___ Record list ___

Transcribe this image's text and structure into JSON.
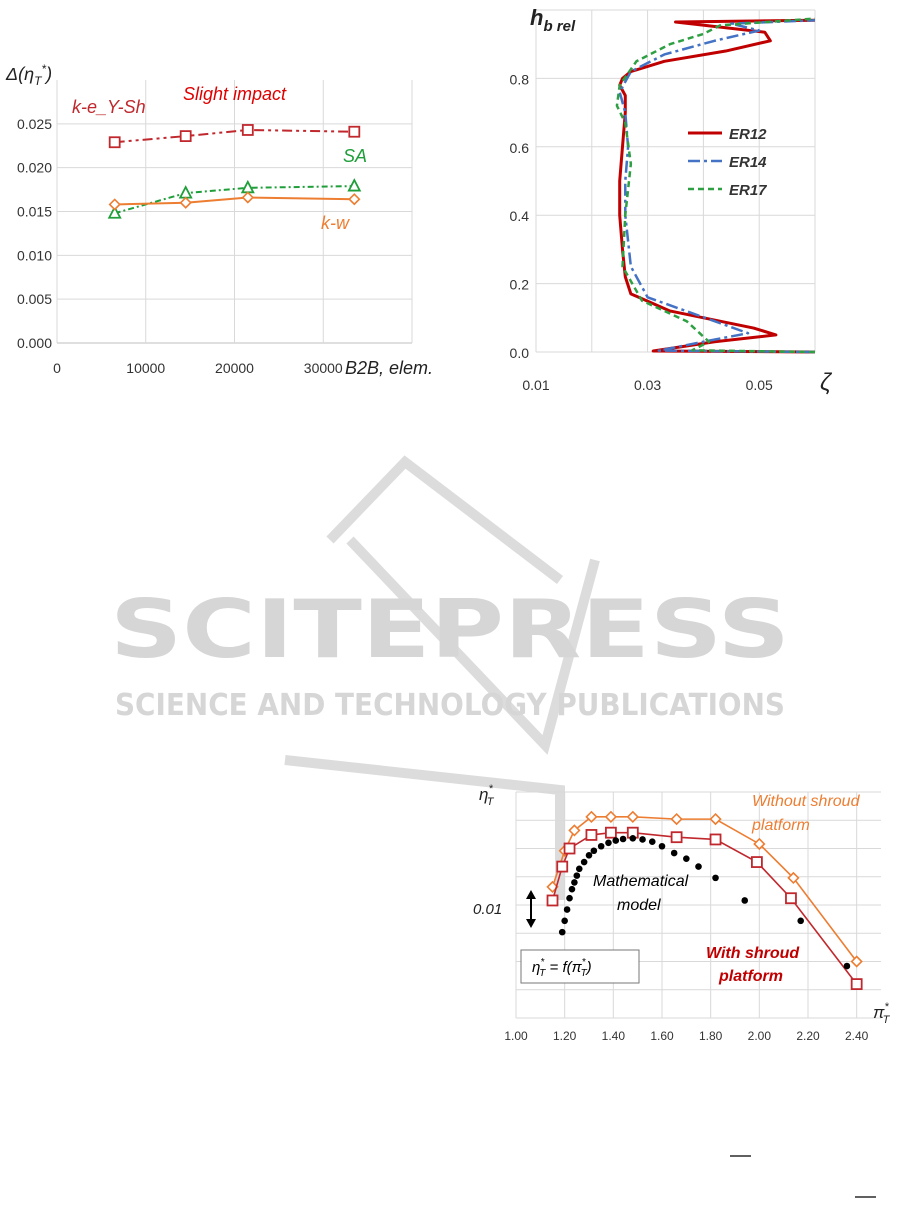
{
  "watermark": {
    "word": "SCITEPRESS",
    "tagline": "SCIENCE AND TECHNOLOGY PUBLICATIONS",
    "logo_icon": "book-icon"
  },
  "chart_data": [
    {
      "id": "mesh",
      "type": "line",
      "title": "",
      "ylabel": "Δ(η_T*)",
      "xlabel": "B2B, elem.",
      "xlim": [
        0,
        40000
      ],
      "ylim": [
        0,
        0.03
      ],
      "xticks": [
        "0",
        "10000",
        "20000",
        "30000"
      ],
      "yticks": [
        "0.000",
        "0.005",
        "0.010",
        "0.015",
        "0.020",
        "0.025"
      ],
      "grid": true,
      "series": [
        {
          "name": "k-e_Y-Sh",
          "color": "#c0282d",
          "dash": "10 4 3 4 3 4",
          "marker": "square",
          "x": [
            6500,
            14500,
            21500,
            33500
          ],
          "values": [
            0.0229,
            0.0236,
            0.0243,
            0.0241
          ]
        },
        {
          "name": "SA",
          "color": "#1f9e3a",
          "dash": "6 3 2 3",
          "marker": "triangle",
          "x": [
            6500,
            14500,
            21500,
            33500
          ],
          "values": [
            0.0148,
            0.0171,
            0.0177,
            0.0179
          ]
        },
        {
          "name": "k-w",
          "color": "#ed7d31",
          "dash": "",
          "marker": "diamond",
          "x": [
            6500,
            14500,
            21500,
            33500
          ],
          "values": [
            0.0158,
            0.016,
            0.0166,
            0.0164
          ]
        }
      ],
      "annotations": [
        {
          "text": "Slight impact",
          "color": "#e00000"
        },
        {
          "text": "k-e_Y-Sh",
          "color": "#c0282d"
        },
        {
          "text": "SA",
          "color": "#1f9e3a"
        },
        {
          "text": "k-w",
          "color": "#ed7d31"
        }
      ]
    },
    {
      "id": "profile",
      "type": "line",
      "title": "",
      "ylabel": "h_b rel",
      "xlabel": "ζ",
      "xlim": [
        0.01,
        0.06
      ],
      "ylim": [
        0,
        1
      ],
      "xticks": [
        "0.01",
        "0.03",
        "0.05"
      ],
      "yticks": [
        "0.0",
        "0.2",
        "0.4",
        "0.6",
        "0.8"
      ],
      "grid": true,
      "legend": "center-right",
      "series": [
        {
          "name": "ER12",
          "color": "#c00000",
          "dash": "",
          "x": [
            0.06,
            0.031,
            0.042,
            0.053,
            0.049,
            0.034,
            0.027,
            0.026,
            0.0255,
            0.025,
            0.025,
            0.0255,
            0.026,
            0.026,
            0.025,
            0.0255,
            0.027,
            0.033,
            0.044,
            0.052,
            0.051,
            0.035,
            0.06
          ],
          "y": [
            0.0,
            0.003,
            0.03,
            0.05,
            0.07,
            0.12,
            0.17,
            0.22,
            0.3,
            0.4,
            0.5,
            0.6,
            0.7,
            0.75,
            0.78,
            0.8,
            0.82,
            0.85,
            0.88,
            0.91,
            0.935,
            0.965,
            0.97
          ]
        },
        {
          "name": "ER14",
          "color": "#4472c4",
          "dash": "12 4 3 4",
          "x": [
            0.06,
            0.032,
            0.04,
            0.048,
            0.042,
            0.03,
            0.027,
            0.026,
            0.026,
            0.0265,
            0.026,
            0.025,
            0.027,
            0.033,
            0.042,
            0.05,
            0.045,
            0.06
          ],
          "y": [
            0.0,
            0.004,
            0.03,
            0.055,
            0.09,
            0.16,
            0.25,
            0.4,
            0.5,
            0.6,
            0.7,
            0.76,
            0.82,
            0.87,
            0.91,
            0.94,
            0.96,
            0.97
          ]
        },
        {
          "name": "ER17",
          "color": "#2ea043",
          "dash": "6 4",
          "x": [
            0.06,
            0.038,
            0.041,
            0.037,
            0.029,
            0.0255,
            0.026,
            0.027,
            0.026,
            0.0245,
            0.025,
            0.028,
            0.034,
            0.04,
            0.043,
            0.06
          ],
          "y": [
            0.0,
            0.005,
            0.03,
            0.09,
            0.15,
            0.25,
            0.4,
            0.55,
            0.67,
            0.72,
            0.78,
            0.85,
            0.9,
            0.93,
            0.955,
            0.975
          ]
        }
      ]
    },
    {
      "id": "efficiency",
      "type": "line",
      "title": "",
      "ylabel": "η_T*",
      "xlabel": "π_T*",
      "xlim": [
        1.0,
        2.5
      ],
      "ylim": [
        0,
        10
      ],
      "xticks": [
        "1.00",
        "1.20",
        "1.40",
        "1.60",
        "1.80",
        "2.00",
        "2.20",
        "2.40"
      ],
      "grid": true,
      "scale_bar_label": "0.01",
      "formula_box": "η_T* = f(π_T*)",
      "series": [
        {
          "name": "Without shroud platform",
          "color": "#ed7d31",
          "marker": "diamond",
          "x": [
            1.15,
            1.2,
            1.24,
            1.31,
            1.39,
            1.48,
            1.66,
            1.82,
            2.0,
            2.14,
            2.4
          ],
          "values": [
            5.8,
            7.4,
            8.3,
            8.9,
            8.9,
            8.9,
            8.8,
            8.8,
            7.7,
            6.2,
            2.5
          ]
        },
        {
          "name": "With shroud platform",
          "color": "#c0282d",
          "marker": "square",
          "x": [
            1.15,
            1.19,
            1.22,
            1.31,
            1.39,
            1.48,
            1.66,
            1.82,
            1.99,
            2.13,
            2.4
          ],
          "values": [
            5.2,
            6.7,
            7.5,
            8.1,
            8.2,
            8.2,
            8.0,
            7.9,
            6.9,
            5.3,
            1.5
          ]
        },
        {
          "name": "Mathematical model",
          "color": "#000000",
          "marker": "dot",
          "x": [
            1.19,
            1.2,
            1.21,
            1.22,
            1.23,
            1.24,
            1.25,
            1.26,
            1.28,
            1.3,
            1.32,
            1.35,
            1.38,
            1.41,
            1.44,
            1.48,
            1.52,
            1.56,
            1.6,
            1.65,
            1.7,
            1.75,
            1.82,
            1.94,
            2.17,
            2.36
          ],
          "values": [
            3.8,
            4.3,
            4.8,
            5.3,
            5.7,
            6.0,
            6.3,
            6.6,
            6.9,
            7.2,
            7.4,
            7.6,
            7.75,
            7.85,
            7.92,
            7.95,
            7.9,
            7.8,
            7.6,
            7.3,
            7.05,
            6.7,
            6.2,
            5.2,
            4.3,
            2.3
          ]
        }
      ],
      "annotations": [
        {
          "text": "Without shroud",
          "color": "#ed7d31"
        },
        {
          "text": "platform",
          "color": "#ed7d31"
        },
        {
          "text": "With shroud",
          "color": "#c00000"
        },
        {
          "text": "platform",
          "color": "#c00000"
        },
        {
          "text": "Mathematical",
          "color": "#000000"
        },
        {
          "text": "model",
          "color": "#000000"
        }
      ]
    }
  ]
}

___

Leave the pictures out and reproduce all of the records exactly.

Transcribe this image's text and structure into JSON.
{
  "watermark": {
    "word": "SCITEPRESS",
    "tagline": "SCIENCE AND TECHNOLOGY PUBLICATIONS",
    "logo_icon": "book-icon"
  },
  "chart_data": [
    {
      "id": "mesh",
      "type": "line",
      "title": "",
      "ylabel": "Δ(η_T*)",
      "xlabel": "B2B, elem.",
      "xlim": [
        0,
        40000
      ],
      "ylim": [
        0,
        0.03
      ],
      "xticks": [
        "0",
        "10000",
        "20000",
        "30000"
      ],
      "yticks": [
        "0.000",
        "0.005",
        "0.010",
        "0.015",
        "0.020",
        "0.025"
      ],
      "grid": true,
      "series": [
        {
          "name": "k-e_Y-Sh",
          "color": "#c0282d",
          "dash": "10 4 3 4 3 4",
          "marker": "square",
          "x": [
            6500,
            14500,
            21500,
            33500
          ],
          "values": [
            0.0229,
            0.0236,
            0.0243,
            0.0241
          ]
        },
        {
          "name": "SA",
          "color": "#1f9e3a",
          "dash": "6 3 2 3",
          "marker": "triangle",
          "x": [
            6500,
            14500,
            21500,
            33500
          ],
          "values": [
            0.0148,
            0.0171,
            0.0177,
            0.0179
          ]
        },
        {
          "name": "k-w",
          "color": "#ed7d31",
          "dash": "",
          "marker": "diamond",
          "x": [
            6500,
            14500,
            21500,
            33500
          ],
          "values": [
            0.0158,
            0.016,
            0.0166,
            0.0164
          ]
        }
      ],
      "annotations": [
        {
          "text": "Slight impact",
          "color": "#e00000"
        },
        {
          "text": "k-e_Y-Sh",
          "color": "#c0282d"
        },
        {
          "text": "SA",
          "color": "#1f9e3a"
        },
        {
          "text": "k-w",
          "color": "#ed7d31"
        }
      ]
    },
    {
      "id": "profile",
      "type": "line",
      "title": "",
      "ylabel": "h_b rel",
      "xlabel": "ζ",
      "xlim": [
        0.01,
        0.06
      ],
      "ylim": [
        0,
        1
      ],
      "xticks": [
        "0.01",
        "0.03",
        "0.05"
      ],
      "yticks": [
        "0.0",
        "0.2",
        "0.4",
        "0.6",
        "0.8"
      ],
      "grid": true,
      "legend": "center-right",
      "series": [
        {
          "name": "ER12",
          "color": "#c00000",
          "dash": "",
          "x": [
            0.06,
            0.031,
            0.042,
            0.053,
            0.049,
            0.034,
            0.027,
            0.026,
            0.0255,
            0.025,
            0.025,
            0.0255,
            0.026,
            0.026,
            0.025,
            0.0255,
            0.027,
            0.033,
            0.044,
            0.052,
            0.051,
            0.035,
            0.06
          ],
          "y": [
            0.0,
            0.003,
            0.03,
            0.05,
            0.07,
            0.12,
            0.17,
            0.22,
            0.3,
            0.4,
            0.5,
            0.6,
            0.7,
            0.75,
            0.78,
            0.8,
            0.82,
            0.85,
            0.88,
            0.91,
            0.935,
            0.965,
            0.97
          ]
        },
        {
          "name": "ER14",
          "color": "#4472c4",
          "dash": "12 4 3 4",
          "x": [
            0.06,
            0.032,
            0.04,
            0.048,
            0.042,
            0.03,
            0.027,
            0.026,
            0.026,
            0.0265,
            0.026,
            0.025,
            0.027,
            0.033,
            0.042,
            0.05,
            0.045,
            0.06
          ],
          "y": [
            0.0,
            0.004,
            0.03,
            0.055,
            0.09,
            0.16,
            0.25,
            0.4,
            0.5,
            0.6,
            0.7,
            0.76,
            0.82,
            0.87,
            0.91,
            0.94,
            0.96,
            0.97
          ]
        },
        {
          "name": "ER17",
          "color": "#2ea043",
          "dash": "6 4",
          "x": [
            0.06,
            0.038,
            0.041,
            0.037,
            0.029,
            0.0255,
            0.026,
            0.027,
            0.026,
            0.0245,
            0.025,
            0.028,
            0.034,
            0.04,
            0.043,
            0.06
          ],
          "y": [
            0.0,
            0.005,
            0.03,
            0.09,
            0.15,
            0.25,
            0.4,
            0.55,
            0.67,
            0.72,
            0.78,
            0.85,
            0.9,
            0.93,
            0.955,
            0.975
          ]
        }
      ]
    },
    {
      "id": "efficiency",
      "type": "line",
      "title": "",
      "ylabel": "η_T*",
      "xlabel": "π_T*",
      "xlim": [
        1.0,
        2.5
      ],
      "ylim": [
        0,
        10
      ],
      "xticks": [
        "1.00",
        "1.20",
        "1.40",
        "1.60",
        "1.80",
        "2.00",
        "2.20",
        "2.40"
      ],
      "grid": true,
      "scale_bar_label": "0.01",
      "formula_box": "η_T* = f(π_T*)",
      "series": [
        {
          "name": "Without shroud platform",
          "color": "#ed7d31",
          "marker": "diamond",
          "x": [
            1.15,
            1.2,
            1.24,
            1.31,
            1.39,
            1.48,
            1.66,
            1.82,
            2.0,
            2.14,
            2.4
          ],
          "values": [
            5.8,
            7.4,
            8.3,
            8.9,
            8.9,
            8.9,
            8.8,
            8.8,
            7.7,
            6.2,
            2.5
          ]
        },
        {
          "name": "With shroud platform",
          "color": "#c0282d",
          "marker": "square",
          "x": [
            1.15,
            1.19,
            1.22,
            1.31,
            1.39,
            1.48,
            1.66,
            1.82,
            1.99,
            2.13,
            2.4
          ],
          "values": [
            5.2,
            6.7,
            7.5,
            8.1,
            8.2,
            8.2,
            8.0,
            7.9,
            6.9,
            5.3,
            1.5
          ]
        },
        {
          "name": "Mathematical model",
          "color": "#000000",
          "marker": "dot",
          "x": [
            1.19,
            1.2,
            1.21,
            1.22,
            1.23,
            1.24,
            1.25,
            1.26,
            1.28,
            1.3,
            1.32,
            1.35,
            1.38,
            1.41,
            1.44,
            1.48,
            1.52,
            1.56,
            1.6,
            1.65,
            1.7,
            1.75,
            1.82,
            1.94,
            2.17,
            2.36
          ],
          "values": [
            3.8,
            4.3,
            4.8,
            5.3,
            5.7,
            6.0,
            6.3,
            6.6,
            6.9,
            7.2,
            7.4,
            7.6,
            7.75,
            7.85,
            7.92,
            7.95,
            7.9,
            7.8,
            7.6,
            7.3,
            7.05,
            6.7,
            6.2,
            5.2,
            4.3,
            2.3
          ]
        }
      ],
      "annotations": [
        {
          "text": "Without shroud",
          "color": "#ed7d31"
        },
        {
          "text": "platform",
          "color": "#ed7d31"
        },
        {
          "text": "With shroud",
          "color": "#c00000"
        },
        {
          "text": "platform",
          "color": "#c00000"
        },
        {
          "text": "Mathematical",
          "color": "#000000"
        },
        {
          "text": "model",
          "color": "#000000"
        }
      ]
    }
  ]
}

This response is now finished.